§ Goal of the exercise: Search the material for the string "info", then return every line where it is found.

[Collected data entries]
***
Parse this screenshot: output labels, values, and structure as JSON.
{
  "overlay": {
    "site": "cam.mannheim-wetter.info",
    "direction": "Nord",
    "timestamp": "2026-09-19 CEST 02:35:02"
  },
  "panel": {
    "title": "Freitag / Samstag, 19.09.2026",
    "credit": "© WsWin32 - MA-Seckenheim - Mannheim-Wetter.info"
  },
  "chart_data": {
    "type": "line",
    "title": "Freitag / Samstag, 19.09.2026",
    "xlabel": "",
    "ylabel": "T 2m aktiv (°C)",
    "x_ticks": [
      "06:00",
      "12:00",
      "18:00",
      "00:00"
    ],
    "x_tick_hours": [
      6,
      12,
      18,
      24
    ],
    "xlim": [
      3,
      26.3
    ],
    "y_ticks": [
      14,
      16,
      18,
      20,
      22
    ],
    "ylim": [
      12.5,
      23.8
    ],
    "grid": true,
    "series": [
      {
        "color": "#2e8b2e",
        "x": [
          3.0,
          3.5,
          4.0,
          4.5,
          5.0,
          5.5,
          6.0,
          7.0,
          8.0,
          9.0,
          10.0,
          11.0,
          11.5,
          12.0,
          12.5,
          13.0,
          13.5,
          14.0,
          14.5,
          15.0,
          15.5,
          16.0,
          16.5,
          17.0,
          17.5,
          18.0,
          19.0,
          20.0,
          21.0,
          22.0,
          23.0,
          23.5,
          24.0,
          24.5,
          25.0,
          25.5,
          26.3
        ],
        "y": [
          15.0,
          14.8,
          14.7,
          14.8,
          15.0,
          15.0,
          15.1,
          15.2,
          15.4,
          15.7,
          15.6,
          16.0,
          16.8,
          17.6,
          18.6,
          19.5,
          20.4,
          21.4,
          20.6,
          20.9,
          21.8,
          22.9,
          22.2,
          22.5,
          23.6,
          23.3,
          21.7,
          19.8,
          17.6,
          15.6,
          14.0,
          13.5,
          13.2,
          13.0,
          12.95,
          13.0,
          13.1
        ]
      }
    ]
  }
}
***
§ Exercise output:
    "site": "cam.mannheim-wetter.info",
    "credit": "© WsWin32 - MA-Seckenheim - Mannheim-Wetter.info"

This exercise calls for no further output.